→ **RAW RECORDS**:
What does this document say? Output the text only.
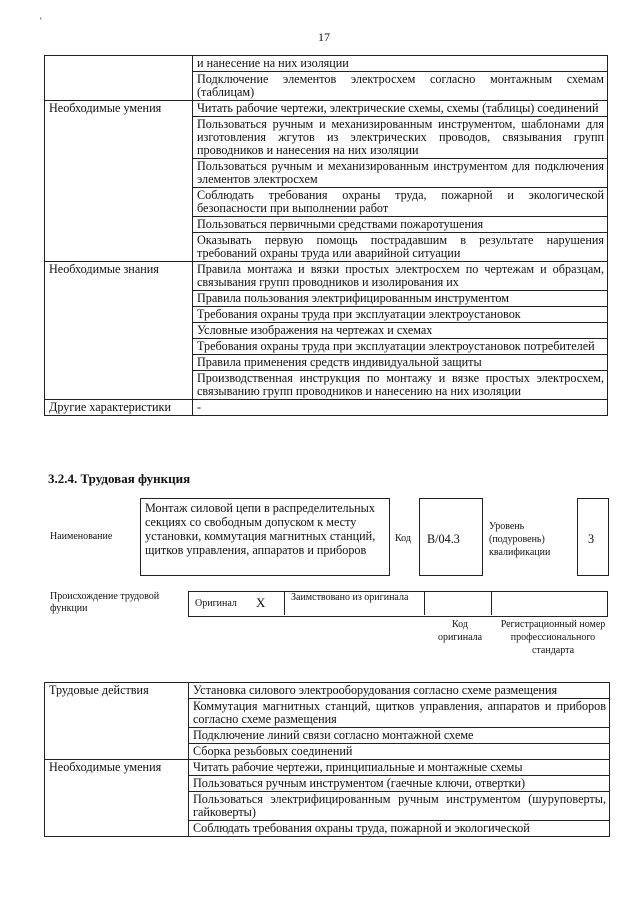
'
17
	и нанесение на них изоляции
	Подключение элементов электросхем согласно монтажным схемам (таблицам)
Необходимые умения	Читать рабочие чертежи, электрические схемы, схемы (таблицы) соединений
	Пользоваться ручным и механизированным инструментом, шаблонами для изготовления жгутов из электрических проводов, связывания групп проводников и нанесения на них изоляции
	Пользоваться ручным и механизированным инструментом для подключения элементов электросхем
	Соблюдать требования охраны труда, пожарной и экологической безопасности при выполнении работ
	Пользоваться первичными средствами пожаротушения
	Оказывать первую помощь пострадавшим в результате нарушения требований охраны труда или аварийной ситуации
Необходимые знания	Правила монтажа и вязки простых электросхем по чертежам и образцам, связывания групп проводников и изолирования их
	Правила пользования электрифицированным инструментом
	Требования охраны труда при эксплуатации электроустановок
	Условные изображения на чертежах и схемах
	Требования охраны труда при эксплуатации электроустановок потребителей
	Правила применения средств индивидуальной защиты
	Производственная инструкция по монтажу и вязке простых электросхем, связыванию групп проводников и нанесению на них изоляции
Другие характеристики	-
3.2.4. Трудовая функция
Наименование
Монтаж силовой цепи в распределительных секциях со свободным допуском к месту установки, коммутация магнитных станций, щитков управления, аппаратов и приборов
Код B/04.3
Уровень (подуровень) квалификации
3
Происхождение трудовой функции	Оригинал X	Заимствовано из оригинала
Код оригинала
Регистрационный номер профессионального стандарта
Трудовые действия	Установка силового электрооборудования согласно схеме размещения
	Коммутация магнитных станций, щитков управления, аппаратов и приборов согласно схеме размещения
	Подключение линий связи согласно монтажной схеме
	Сборка резьбовых соединений
Необходимые умения	Читать рабочие чертежи, принципиальные и монтажные схемы
	Пользоваться ручным инструментом (гаечные ключи, отвертки)
	Пользоваться электрифицированным ручным инструментом (шуруповерты, гайковерты)
	Соблюдать требования охраны труда, пожарной и экологической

→ **TASK OBJECTIVE**: Transcribe the entries above verbatim, omitting their pictures.

→ **ANSWER TO THE EXERCISE**:
What does this document say? Output the text only.
'
17
	и нанесение на них изоляции
	Подключение элементов электросхем согласно монтажным схемам (таблицам)
Необходимые умения	Читать рабочие чертежи, электрические схемы, схемы (таблицы) соединений
	Пользоваться ручным и механизированным инструментом, шаблонами для изготовления жгутов из электрических проводов, связывания групп проводников и нанесения на них изоляции
	Пользоваться ручным и механизированным инструментом для подключения элементов электросхем
	Соблюдать требования охраны труда, пожарной и экологической безопасности при выполнении работ
	Пользоваться первичными средствами пожаротушения
	Оказывать первую помощь пострадавшим в результате нарушения требований охраны труда или аварийной ситуации
Необходимые знания	Правила монтажа и вязки простых электросхем по чертежам и образцам, связывания групп проводников и изолирования их
	Правила пользования электрифицированным инструментом
	Требования охраны труда при эксплуатации электроустановок
	Условные изображения на чертежах и схемах
	Требования охраны труда при эксплуатации электроустановок потребителей
	Правила применения средств индивидуальной защиты
	Производственная инструкция по монтажу и вязке простых электросхем, связыванию групп проводников и нанесению на них изоляции
Другие характеристики	-
3.2.4. Трудовая функция
Наименование
Монтаж силовой цепи в распределительных секциях со свободным допуском к месту установки, коммутация магнитных станций, щитков управления, аппаратов и приборов
Код B/04.3
Уровень (подуровень) квалификации
3
Происхождение трудовой функции	Оригинал X	Заимствовано из оригинала
Код оригинала
Регистрационный номер профессионального стандарта
Трудовые действия	Установка силового электрооборудования согласно схеме размещения
	Коммутация магнитных станций, щитков управления, аппаратов и приборов согласно схеме размещения
	Подключение линий связи согласно монтажной схеме
	Сборка резьбовых соединений
Необходимые умения	Читать рабочие чертежи, принципиальные и монтажные схемы
	Пользоваться ручным инструментом (гаечные ключи, отвертки)
	Пользоваться электрифицированным ручным инструментом (шуруповерты, гайковерты)
	Соблюдать требования охраны труда, пожарной и экологической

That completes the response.